- **Directions for this task**
Count only the lines of the records that hold "ylabel", then give the number without any other words.

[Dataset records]

-- BEGIN --

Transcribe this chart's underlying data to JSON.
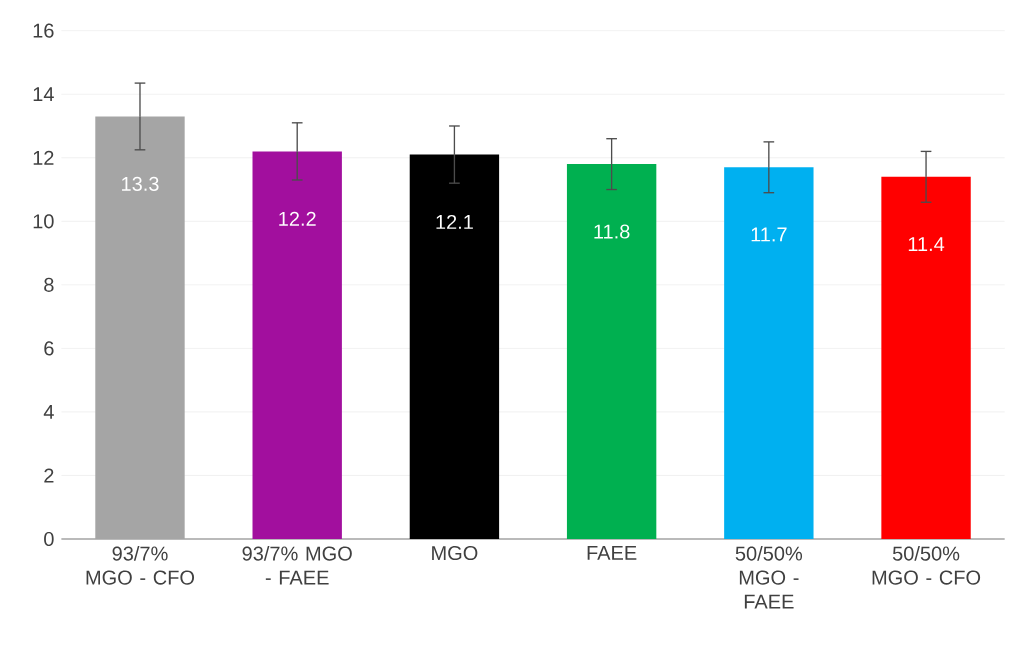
{
  "chart_data": {
    "type": "bar",
    "categories": [
      "93/7% MGO - CFO",
      "93/7% MGO - FAEE",
      "MGO",
      "FAEE",
      "50/50% MGO - FAEE",
      "50/50% MGO - CFO"
    ],
    "values": [
      13.3,
      12.2,
      12.1,
      11.8,
      11.7,
      11.4
    ],
    "errors": [
      1.05,
      0.9,
      0.9,
      0.8,
      0.8,
      0.8
    ],
    "colors": [
      "#a5a5a5",
      "#a20f9e",
      "#000000",
      "#00b050",
      "#00b0f0",
      "#ff0000"
    ],
    "ylim": [
      0,
      16
    ],
    "yticks": [
      0,
      2,
      4,
      6,
      8,
      10,
      12,
      14,
      16
    ],
    "grid": "y",
    "data_labels": true
  }
}
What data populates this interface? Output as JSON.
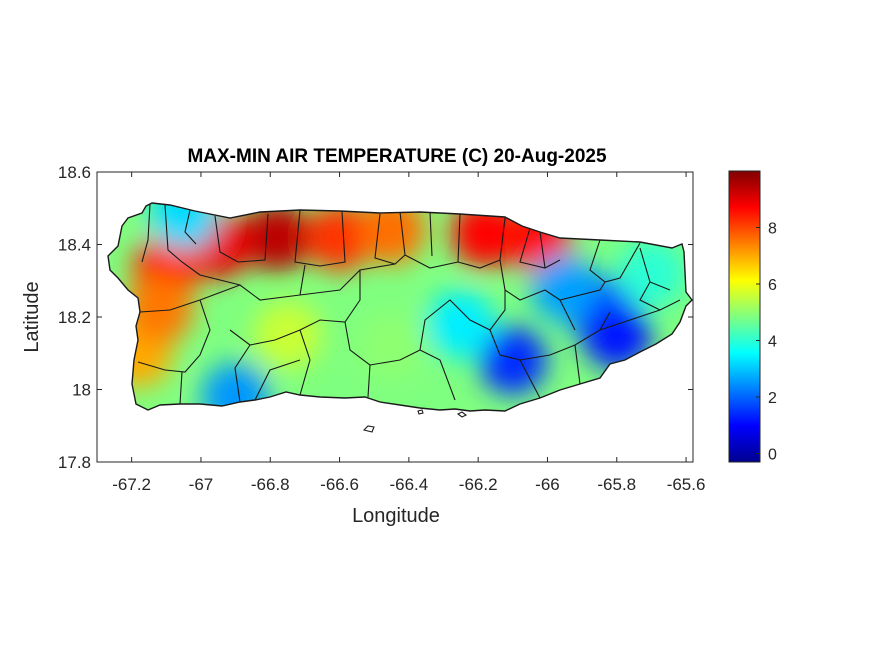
{
  "chart_data": {
    "type": "heatmap",
    "title": "MAX-MIN AIR TEMPERATURE (C) 20-Aug-2025",
    "xlabel": "Longitude",
    "ylabel": "Latitude",
    "xlim": [
      -67.3,
      -65.58
    ],
    "ylim": [
      17.8,
      18.6
    ],
    "x_ticks": [
      -67.2,
      -67,
      -66.8,
      -66.6,
      -66.4,
      -66.2,
      -66,
      -65.8,
      -65.6
    ],
    "x_tick_labels": [
      "-67.2",
      "-67",
      "-66.8",
      "-66.6",
      "-66.4",
      "-66.2",
      "-66",
      "-65.8",
      "-65.6"
    ],
    "y_ticks": [
      17.8,
      18,
      18.2,
      18.4,
      18.6
    ],
    "y_tick_labels": [
      "17.8",
      "18",
      "18.2",
      "18.4",
      "18.6"
    ],
    "colorbar": {
      "colormap": "jet",
      "range": [
        -0.3,
        10
      ],
      "ticks": [
        0,
        2,
        4,
        6,
        8
      ],
      "tick_labels": [
        "0",
        "2",
        "4",
        "6",
        "8"
      ]
    },
    "grid": false,
    "field_hotspots": [
      {
        "lon": -66.78,
        "lat": 18.42,
        "value": 9.4
      },
      {
        "lon": -66.95,
        "lat": 18.4,
        "value": 8.9
      },
      {
        "lon": -67.1,
        "lat": 18.33,
        "value": 8.3
      },
      {
        "lon": -66.6,
        "lat": 18.42,
        "value": 8.2
      },
      {
        "lon": -66.45,
        "lat": 18.44,
        "value": 7.6
      },
      {
        "lon": -66.18,
        "lat": 18.43,
        "value": 8.7
      },
      {
        "lon": -66.03,
        "lat": 18.42,
        "value": 8.6
      },
      {
        "lon": -67.18,
        "lat": 18.1,
        "value": 7.0
      },
      {
        "lon": -67.12,
        "lat": 18.22,
        "value": 7.5
      },
      {
        "lon": -66.45,
        "lat": 18.12,
        "value": 5.0
      },
      {
        "lon": -66.75,
        "lat": 18.15,
        "value": 5.6
      },
      {
        "lon": -66.1,
        "lat": 18.08,
        "value": 1.4
      },
      {
        "lon": -65.85,
        "lat": 18.22,
        "value": 1.8
      },
      {
        "lon": -65.95,
        "lat": 18.28,
        "value": 2.6
      },
      {
        "lon": -65.8,
        "lat": 18.15,
        "value": 1.2
      },
      {
        "lon": -66.25,
        "lat": 18.18,
        "value": 3.4
      },
      {
        "lon": -67.05,
        "lat": 18.48,
        "value": 3.2
      },
      {
        "lon": -65.7,
        "lat": 18.32,
        "value": 4.0
      },
      {
        "lon": -66.9,
        "lat": 17.98,
        "value": 2.5
      }
    ]
  }
}
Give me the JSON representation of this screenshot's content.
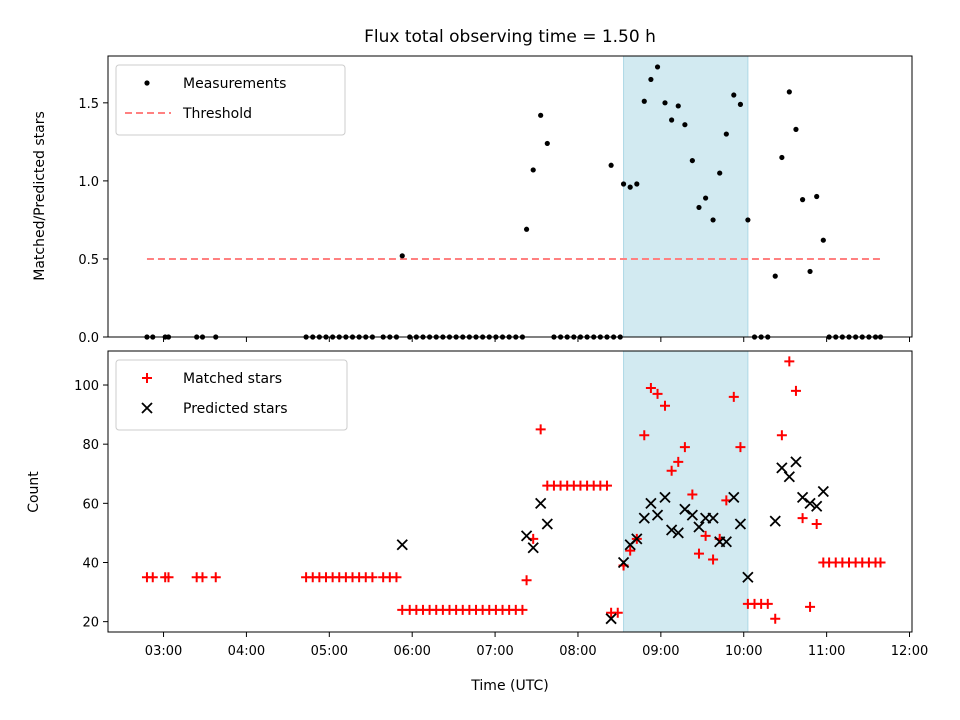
{
  "chart_data": {
    "title": "Flux total observing time = 1.50 h",
    "xlabel": "Time (UTC)",
    "x_ticks": [
      "03:00",
      "04:00",
      "05:00",
      "06:00",
      "07:00",
      "08:00",
      "09:00",
      "10:00",
      "11:00",
      "12:00"
    ],
    "x_tick_hours": [
      3,
      4,
      5,
      6,
      7,
      8,
      9,
      10,
      11,
      12
    ],
    "xlim_hours": [
      2.33,
      12.03
    ],
    "shaded_interval_hours": [
      8.55,
      10.05
    ],
    "shaded_color": "#add8e6",
    "panels": [
      {
        "type": "scatter",
        "ylabel": "Matched/Predicted stars",
        "ylim": [
          0,
          1.8
        ],
        "yticks": [
          0.0,
          0.5,
          1.0,
          1.5
        ],
        "ytick_labels": [
          "0.0",
          "0.5",
          "1.0",
          "1.5"
        ],
        "legend_position": "top-left",
        "threshold": {
          "name": "Threshold",
          "value": 0.5,
          "x_range_hours": [
            2.8,
            11.65
          ],
          "color": "#ff8080"
        },
        "series": [
          {
            "name": "Measurements",
            "marker": "dot",
            "color": "#000000",
            "points": [
              [
                2.8,
                0
              ],
              [
                2.87,
                0
              ],
              [
                3.02,
                0
              ],
              [
                3.06,
                0
              ],
              [
                3.4,
                0
              ],
              [
                3.47,
                0
              ],
              [
                3.63,
                0
              ],
              [
                4.72,
                0
              ],
              [
                4.8,
                0
              ],
              [
                4.88,
                0
              ],
              [
                4.96,
                0
              ],
              [
                5.04,
                0
              ],
              [
                5.12,
                0
              ],
              [
                5.2,
                0
              ],
              [
                5.28,
                0
              ],
              [
                5.36,
                0
              ],
              [
                5.44,
                0
              ],
              [
                5.52,
                0
              ],
              [
                5.65,
                0
              ],
              [
                5.73,
                0
              ],
              [
                5.81,
                0
              ],
              [
                5.88,
                0.52
              ],
              [
                5.97,
                0
              ],
              [
                6.05,
                0
              ],
              [
                6.13,
                0
              ],
              [
                6.21,
                0
              ],
              [
                6.29,
                0
              ],
              [
                6.37,
                0
              ],
              [
                6.45,
                0
              ],
              [
                6.53,
                0
              ],
              [
                6.61,
                0
              ],
              [
                6.69,
                0
              ],
              [
                6.77,
                0
              ],
              [
                6.85,
                0
              ],
              [
                6.93,
                0
              ],
              [
                7.01,
                0
              ],
              [
                7.09,
                0
              ],
              [
                7.17,
                0
              ],
              [
                7.25,
                0
              ],
              [
                7.33,
                0
              ],
              [
                7.38,
                0.69
              ],
              [
                7.46,
                1.07
              ],
              [
                7.55,
                1.42
              ],
              [
                7.63,
                1.24
              ],
              [
                7.71,
                0
              ],
              [
                7.79,
                0
              ],
              [
                7.87,
                0
              ],
              [
                7.95,
                0
              ],
              [
                8.03,
                0
              ],
              [
                8.11,
                0
              ],
              [
                8.19,
                0
              ],
              [
                8.27,
                0
              ],
              [
                8.35,
                0
              ],
              [
                8.43,
                0
              ],
              [
                8.51,
                0
              ],
              [
                8.4,
                1.1
              ],
              [
                8.55,
                0.98
              ],
              [
                8.63,
                0.96
              ],
              [
                8.71,
                0.98
              ],
              [
                8.8,
                1.51
              ],
              [
                8.88,
                1.65
              ],
              [
                8.96,
                1.73
              ],
              [
                9.05,
                1.5
              ],
              [
                9.13,
                1.39
              ],
              [
                9.21,
                1.48
              ],
              [
                9.29,
                1.36
              ],
              [
                9.38,
                1.13
              ],
              [
                9.46,
                0.83
              ],
              [
                9.54,
                0.89
              ],
              [
                9.63,
                0.75
              ],
              [
                9.71,
                1.05
              ],
              [
                9.79,
                1.3
              ],
              [
                9.88,
                1.55
              ],
              [
                9.96,
                1.49
              ],
              [
                10.05,
                0.75
              ],
              [
                10.13,
                0
              ],
              [
                10.21,
                0
              ],
              [
                10.29,
                0
              ],
              [
                10.38,
                0.39
              ],
              [
                10.46,
                1.15
              ],
              [
                10.55,
                1.57
              ],
              [
                10.63,
                1.33
              ],
              [
                10.71,
                0.88
              ],
              [
                10.8,
                0.42
              ],
              [
                10.88,
                0.9
              ],
              [
                10.96,
                0.62
              ],
              [
                11.03,
                0
              ],
              [
                11.11,
                0
              ],
              [
                11.19,
                0
              ],
              [
                11.27,
                0
              ],
              [
                11.35,
                0
              ],
              [
                11.43,
                0
              ],
              [
                11.51,
                0
              ],
              [
                11.59,
                0
              ],
              [
                11.65,
                0
              ]
            ]
          }
        ]
      },
      {
        "type": "scatter",
        "ylabel": "Count",
        "ylim": [
          16.5,
          111.5
        ],
        "yticks": [
          20,
          40,
          60,
          80,
          100
        ],
        "ytick_labels": [
          "20",
          "40",
          "60",
          "80",
          "100"
        ],
        "legend_position": "top-left",
        "series": [
          {
            "name": "Matched stars",
            "marker": "plus",
            "color": "#ff0000",
            "points": [
              [
                2.8,
                35
              ],
              [
                2.87,
                35
              ],
              [
                3.02,
                35
              ],
              [
                3.06,
                35
              ],
              [
                3.4,
                35
              ],
              [
                3.47,
                35
              ],
              [
                3.63,
                35
              ],
              [
                4.72,
                35
              ],
              [
                4.8,
                35
              ],
              [
                4.88,
                35
              ],
              [
                4.96,
                35
              ],
              [
                5.04,
                35
              ],
              [
                5.12,
                35
              ],
              [
                5.2,
                35
              ],
              [
                5.28,
                35
              ],
              [
                5.36,
                35
              ],
              [
                5.44,
                35
              ],
              [
                5.52,
                35
              ],
              [
                5.65,
                35
              ],
              [
                5.73,
                35
              ],
              [
                5.81,
                35
              ],
              [
                5.88,
                24
              ],
              [
                5.97,
                24
              ],
              [
                6.05,
                24
              ],
              [
                6.13,
                24
              ],
              [
                6.21,
                24
              ],
              [
                6.29,
                24
              ],
              [
                6.37,
                24
              ],
              [
                6.45,
                24
              ],
              [
                6.53,
                24
              ],
              [
                6.61,
                24
              ],
              [
                6.69,
                24
              ],
              [
                6.77,
                24
              ],
              [
                6.85,
                24
              ],
              [
                6.93,
                24
              ],
              [
                7.01,
                24
              ],
              [
                7.09,
                24
              ],
              [
                7.17,
                24
              ],
              [
                7.25,
                24
              ],
              [
                7.33,
                24
              ],
              [
                7.38,
                34
              ],
              [
                7.46,
                48
              ],
              [
                7.55,
                85
              ],
              [
                7.63,
                66
              ],
              [
                7.71,
                66
              ],
              [
                7.79,
                66
              ],
              [
                7.87,
                66
              ],
              [
                7.95,
                66
              ],
              [
                8.03,
                66
              ],
              [
                8.11,
                66
              ],
              [
                8.19,
                66
              ],
              [
                8.27,
                66
              ],
              [
                8.35,
                66
              ],
              [
                8.4,
                23
              ],
              [
                8.48,
                23
              ],
              [
                8.55,
                39
              ],
              [
                8.63,
                44
              ],
              [
                8.71,
                48
              ],
              [
                8.8,
                83
              ],
              [
                8.88,
                99
              ],
              [
                8.96,
                97
              ],
              [
                9.05,
                93
              ],
              [
                9.13,
                71
              ],
              [
                9.21,
                74
              ],
              [
                9.29,
                79
              ],
              [
                9.38,
                63
              ],
              [
                9.46,
                43
              ],
              [
                9.54,
                49
              ],
              [
                9.63,
                41
              ],
              [
                9.71,
                48
              ],
              [
                9.79,
                61
              ],
              [
                9.88,
                96
              ],
              [
                9.96,
                79
              ],
              [
                10.05,
                26
              ],
              [
                10.13,
                26
              ],
              [
                10.21,
                26
              ],
              [
                10.29,
                26
              ],
              [
                10.38,
                21
              ],
              [
                10.46,
                83
              ],
              [
                10.55,
                108
              ],
              [
                10.63,
                98
              ],
              [
                10.71,
                55
              ],
              [
                10.8,
                25
              ],
              [
                10.88,
                53
              ],
              [
                10.96,
                40
              ],
              [
                11.03,
                40
              ],
              [
                11.11,
                40
              ],
              [
                11.19,
                40
              ],
              [
                11.27,
                40
              ],
              [
                11.35,
                40
              ],
              [
                11.43,
                40
              ],
              [
                11.51,
                40
              ],
              [
                11.59,
                40
              ],
              [
                11.65,
                40
              ]
            ]
          },
          {
            "name": "Predicted stars",
            "marker": "x",
            "color": "#000000",
            "points": [
              [
                5.88,
                46
              ],
              [
                7.38,
                49
              ],
              [
                7.46,
                45
              ],
              [
                7.55,
                60
              ],
              [
                7.63,
                53
              ],
              [
                8.4,
                21
              ],
              [
                8.55,
                40
              ],
              [
                8.63,
                46
              ],
              [
                8.71,
                48
              ],
              [
                8.8,
                55
              ],
              [
                8.88,
                60
              ],
              [
                8.96,
                56
              ],
              [
                9.05,
                62
              ],
              [
                9.13,
                51
              ],
              [
                9.21,
                50
              ],
              [
                9.29,
                58
              ],
              [
                9.38,
                56
              ],
              [
                9.46,
                52
              ],
              [
                9.54,
                55
              ],
              [
                9.63,
                55
              ],
              [
                9.71,
                47
              ],
              [
                9.79,
                47
              ],
              [
                9.88,
                62
              ],
              [
                9.96,
                53
              ],
              [
                10.05,
                35
              ],
              [
                10.38,
                54
              ],
              [
                10.46,
                72
              ],
              [
                10.55,
                69
              ],
              [
                10.63,
                74
              ],
              [
                10.71,
                62
              ],
              [
                10.8,
                60
              ],
              [
                10.88,
                59
              ],
              [
                10.96,
                64
              ]
            ]
          }
        ]
      }
    ]
  }
}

-- END --

- **The reply**
3